■ JOB
Output only the span of lines that begins at the line containing "Read this page and output its text content." and ends at the last line of the data, both included, exactly as they appear.

■ RECORDS FOR PROCESSING
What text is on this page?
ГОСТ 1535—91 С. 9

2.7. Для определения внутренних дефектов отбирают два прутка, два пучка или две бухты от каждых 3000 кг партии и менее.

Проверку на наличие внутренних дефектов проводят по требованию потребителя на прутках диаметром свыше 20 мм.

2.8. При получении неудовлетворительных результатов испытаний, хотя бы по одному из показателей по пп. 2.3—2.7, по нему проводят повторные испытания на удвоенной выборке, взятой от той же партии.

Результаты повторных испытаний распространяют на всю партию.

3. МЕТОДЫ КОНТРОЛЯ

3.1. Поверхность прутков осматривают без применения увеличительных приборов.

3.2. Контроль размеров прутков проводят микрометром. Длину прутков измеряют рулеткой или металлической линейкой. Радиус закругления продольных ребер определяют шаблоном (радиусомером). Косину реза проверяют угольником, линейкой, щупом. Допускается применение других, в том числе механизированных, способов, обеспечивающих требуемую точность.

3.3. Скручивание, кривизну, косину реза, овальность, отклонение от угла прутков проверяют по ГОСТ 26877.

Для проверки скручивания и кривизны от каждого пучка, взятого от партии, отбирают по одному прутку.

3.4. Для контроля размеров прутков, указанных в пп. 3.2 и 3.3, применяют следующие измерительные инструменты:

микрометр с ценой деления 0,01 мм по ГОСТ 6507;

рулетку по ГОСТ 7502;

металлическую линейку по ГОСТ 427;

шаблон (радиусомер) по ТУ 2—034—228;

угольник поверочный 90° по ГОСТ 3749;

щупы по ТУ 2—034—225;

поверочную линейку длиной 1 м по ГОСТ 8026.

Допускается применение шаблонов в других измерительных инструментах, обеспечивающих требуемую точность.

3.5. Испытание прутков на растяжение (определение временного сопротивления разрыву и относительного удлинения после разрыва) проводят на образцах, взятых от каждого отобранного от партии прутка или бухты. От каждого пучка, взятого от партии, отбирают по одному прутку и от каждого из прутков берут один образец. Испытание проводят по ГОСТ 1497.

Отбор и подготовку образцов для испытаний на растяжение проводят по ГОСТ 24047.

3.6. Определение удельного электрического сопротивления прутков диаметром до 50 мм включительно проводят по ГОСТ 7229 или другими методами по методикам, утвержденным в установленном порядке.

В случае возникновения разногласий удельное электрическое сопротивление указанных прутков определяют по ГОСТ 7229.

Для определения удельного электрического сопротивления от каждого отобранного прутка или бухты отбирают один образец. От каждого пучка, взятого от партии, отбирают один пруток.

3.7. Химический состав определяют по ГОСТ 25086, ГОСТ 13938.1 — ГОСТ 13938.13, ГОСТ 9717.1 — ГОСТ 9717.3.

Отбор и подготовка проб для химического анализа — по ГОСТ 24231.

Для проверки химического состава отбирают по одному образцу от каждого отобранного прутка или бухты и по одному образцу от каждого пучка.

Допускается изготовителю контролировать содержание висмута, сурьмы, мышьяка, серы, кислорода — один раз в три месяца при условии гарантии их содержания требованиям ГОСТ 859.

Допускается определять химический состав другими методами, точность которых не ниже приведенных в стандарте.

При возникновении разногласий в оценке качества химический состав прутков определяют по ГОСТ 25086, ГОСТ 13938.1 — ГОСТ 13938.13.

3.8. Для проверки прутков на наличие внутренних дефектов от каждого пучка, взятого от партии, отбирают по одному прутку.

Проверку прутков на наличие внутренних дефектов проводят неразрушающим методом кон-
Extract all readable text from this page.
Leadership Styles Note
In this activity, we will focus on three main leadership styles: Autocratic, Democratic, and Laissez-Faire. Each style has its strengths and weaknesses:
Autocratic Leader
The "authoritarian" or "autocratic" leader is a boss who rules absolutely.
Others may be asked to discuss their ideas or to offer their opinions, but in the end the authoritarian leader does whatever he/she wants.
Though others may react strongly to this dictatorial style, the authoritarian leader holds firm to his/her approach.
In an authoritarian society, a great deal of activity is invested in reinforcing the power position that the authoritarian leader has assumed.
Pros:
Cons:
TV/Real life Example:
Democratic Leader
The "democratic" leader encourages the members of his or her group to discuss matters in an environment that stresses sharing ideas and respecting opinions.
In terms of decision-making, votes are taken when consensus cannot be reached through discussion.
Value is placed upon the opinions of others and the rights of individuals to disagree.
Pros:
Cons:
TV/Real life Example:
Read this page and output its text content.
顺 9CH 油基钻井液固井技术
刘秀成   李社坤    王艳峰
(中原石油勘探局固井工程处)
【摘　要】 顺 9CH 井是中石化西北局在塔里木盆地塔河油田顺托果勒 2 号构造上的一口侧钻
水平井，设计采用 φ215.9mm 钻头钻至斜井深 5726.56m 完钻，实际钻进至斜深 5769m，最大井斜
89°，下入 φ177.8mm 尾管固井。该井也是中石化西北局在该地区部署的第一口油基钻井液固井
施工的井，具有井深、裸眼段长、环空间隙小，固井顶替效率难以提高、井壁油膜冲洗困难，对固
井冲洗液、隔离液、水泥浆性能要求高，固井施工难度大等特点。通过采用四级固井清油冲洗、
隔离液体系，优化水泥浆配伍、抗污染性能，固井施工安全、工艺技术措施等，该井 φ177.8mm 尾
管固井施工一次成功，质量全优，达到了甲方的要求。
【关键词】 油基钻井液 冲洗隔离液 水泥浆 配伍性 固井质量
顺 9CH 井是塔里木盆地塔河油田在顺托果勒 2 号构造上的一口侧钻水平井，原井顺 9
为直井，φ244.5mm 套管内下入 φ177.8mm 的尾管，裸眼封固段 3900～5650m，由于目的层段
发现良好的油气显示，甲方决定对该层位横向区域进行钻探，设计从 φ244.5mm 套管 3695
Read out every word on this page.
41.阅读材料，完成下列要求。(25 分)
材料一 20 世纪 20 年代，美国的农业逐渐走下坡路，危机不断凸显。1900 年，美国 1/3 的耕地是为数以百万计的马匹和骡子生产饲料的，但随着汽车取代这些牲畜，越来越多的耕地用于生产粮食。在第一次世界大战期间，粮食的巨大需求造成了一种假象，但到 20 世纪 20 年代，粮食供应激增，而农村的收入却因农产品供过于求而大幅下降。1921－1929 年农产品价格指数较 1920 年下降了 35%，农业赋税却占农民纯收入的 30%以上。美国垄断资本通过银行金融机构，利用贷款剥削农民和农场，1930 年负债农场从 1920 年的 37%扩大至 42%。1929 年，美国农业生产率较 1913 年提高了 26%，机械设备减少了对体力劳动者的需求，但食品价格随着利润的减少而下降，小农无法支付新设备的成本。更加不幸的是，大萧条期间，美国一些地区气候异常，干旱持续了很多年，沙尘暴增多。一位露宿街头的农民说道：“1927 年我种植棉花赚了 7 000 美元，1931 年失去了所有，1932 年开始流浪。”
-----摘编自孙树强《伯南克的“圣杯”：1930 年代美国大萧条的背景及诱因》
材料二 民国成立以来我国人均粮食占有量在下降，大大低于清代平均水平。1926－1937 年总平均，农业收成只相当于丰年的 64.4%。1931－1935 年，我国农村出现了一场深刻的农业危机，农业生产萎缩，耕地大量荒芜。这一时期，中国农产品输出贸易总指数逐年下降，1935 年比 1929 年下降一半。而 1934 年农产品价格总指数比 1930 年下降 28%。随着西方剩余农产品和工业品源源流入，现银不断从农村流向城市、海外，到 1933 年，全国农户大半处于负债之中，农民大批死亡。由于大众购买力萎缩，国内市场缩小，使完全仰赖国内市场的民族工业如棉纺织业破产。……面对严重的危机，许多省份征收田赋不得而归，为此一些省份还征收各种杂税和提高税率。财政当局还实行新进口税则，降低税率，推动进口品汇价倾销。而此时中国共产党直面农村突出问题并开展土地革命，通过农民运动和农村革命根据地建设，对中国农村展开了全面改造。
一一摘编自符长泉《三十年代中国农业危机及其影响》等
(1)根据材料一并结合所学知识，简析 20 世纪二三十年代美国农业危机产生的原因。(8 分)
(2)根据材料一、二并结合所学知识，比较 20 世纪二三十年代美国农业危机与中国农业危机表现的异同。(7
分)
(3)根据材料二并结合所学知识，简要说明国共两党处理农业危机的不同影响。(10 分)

■ RESULT
Read this page and output its text content.
顺 9CH 油基钻井液固井技术
刘秀成   李社坤    王艳峰
(中原石油勘探局固井工程处)
【摘　要】 顺 9CH 井是中石化西北局在塔里木盆地塔河油田顺托果勒 2 号构造上的一口侧钻
水平井，设计采用 φ215.9mm 钻头钻至斜井深 5726.56m 完钻，实际钻进至斜深 5769m，最大井斜
89°，下入 φ177.8mm 尾管固井。该井也是中石化西北局在该地区部署的第一口油基钻井液固井
施工的井，具有井深、裸眼段长、环空间隙小，固井顶替效率难以提高、井壁油膜冲洗困难，对固
井冲洗液、隔离液、水泥浆性能要求高，固井施工难度大等特点。通过采用四级固井清油冲洗、
隔离液体系，优化水泥浆配伍、抗污染性能，固井施工安全、工艺技术措施等，该井 φ177.8mm 尾
管固井施工一次成功，质量全优，达到了甲方的要求。
【关键词】 油基钻井液 冲洗隔离液 水泥浆 配伍性 固井质量
顺 9CH 井是塔里木盆地塔河油田在顺托果勒 2 号构造上的一口侧钻水平井，原井顺 9
为直井，φ244.5mm 套管内下入 φ177.8mm 的尾管，裸眼封固段 3900～5650m，由于目的层段
发现良好的油气显示，甲方决定对该层位横向区域进行钻探，设计从 φ244.5mm 套管 3695
Read out every word on this page.
41.阅读材料，完成下列要求。(25 分)
材料一 20 世纪 20 年代，美国的农业逐渐走下坡路，危机不断凸显。1900 年，美国 1/3 的耕地是为数以百万计的马匹和骡子生产饲料的，但随着汽车取代这些牲畜，越来越多的耕地用于生产粮食。在第一次世界大战期间，粮食的巨大需求造成了一种假象，但到 20 世纪 20 年代，粮食供应激增，而农村的收入却因农产品供过于求而大幅下降。1921－1929 年农产品价格指数较 1920 年下降了 35%，农业赋税却占农民纯收入的 30%以上。美国垄断资本通过银行金融机构，利用贷款剥削农民和农场，1930 年负债农场从 1920 年的 37%扩大至 42%。1929 年，美国农业生产率较 1913 年提高了 26%，机械设备减少了对体力劳动者的需求，但食品价格随着利润的减少而下降，小农无法支付新设备的成本。更加不幸的是，大萧条期间，美国一些地区气候异常，干旱持续了很多年，沙尘暴增多。一位露宿街头的农民说道：“1927 年我种植棉花赚了 7 000 美元，1931 年失去了所有，1932 年开始流浪。”
-----摘编自孙树强《伯南克的“圣杯”：1930 年代美国大萧条的背景及诱因》
材料二 民国成立以来我国人均粮食占有量在下降，大大低于清代平均水平。1926－1937 年总平均，农业收成只相当于丰年的 64.4%。1931－1935 年，我国农村出现了一场深刻的农业危机，农业生产萎缩，耕地大量荒芜。这一时期，中国农产品输出贸易总指数逐年下降，1935 年比 1929 年下降一半。而 1934 年农产品价格总指数比 1930 年下降 28%。随着西方剩余农产品和工业品源源流入，现银不断从农村流向城市、海外，到 1933 年，全国农户大半处于负债之中，农民大批死亡。由于大众购买力萎缩，国内市场缩小，使完全仰赖国内市场的民族工业如棉纺织业破产。……面对严重的危机，许多省份征收田赋不得而归，为此一些省份还征收各种杂税和提高税率。财政当局还实行新进口税则，降低税率，推动进口品汇价倾销。而此时中国共产党直面农村突出问题并开展土地革命，通过农民运动和农村革命根据地建设，对中国农村展开了全面改造。
一一摘编自符长泉《三十年代中国农业危机及其影响》等
(1)根据材料一并结合所学知识，简析 20 世纪二三十年代美国农业危机产生的原因。(8 分)
(2)根据材料一、二并结合所学知识，比较 20 世纪二三十年代美国农业危机与中国农业危机表现的异同。(7
分)
(3)根据材料二并结合所学知识，简要说明国共两党处理农业危机的不同影响。(10 分)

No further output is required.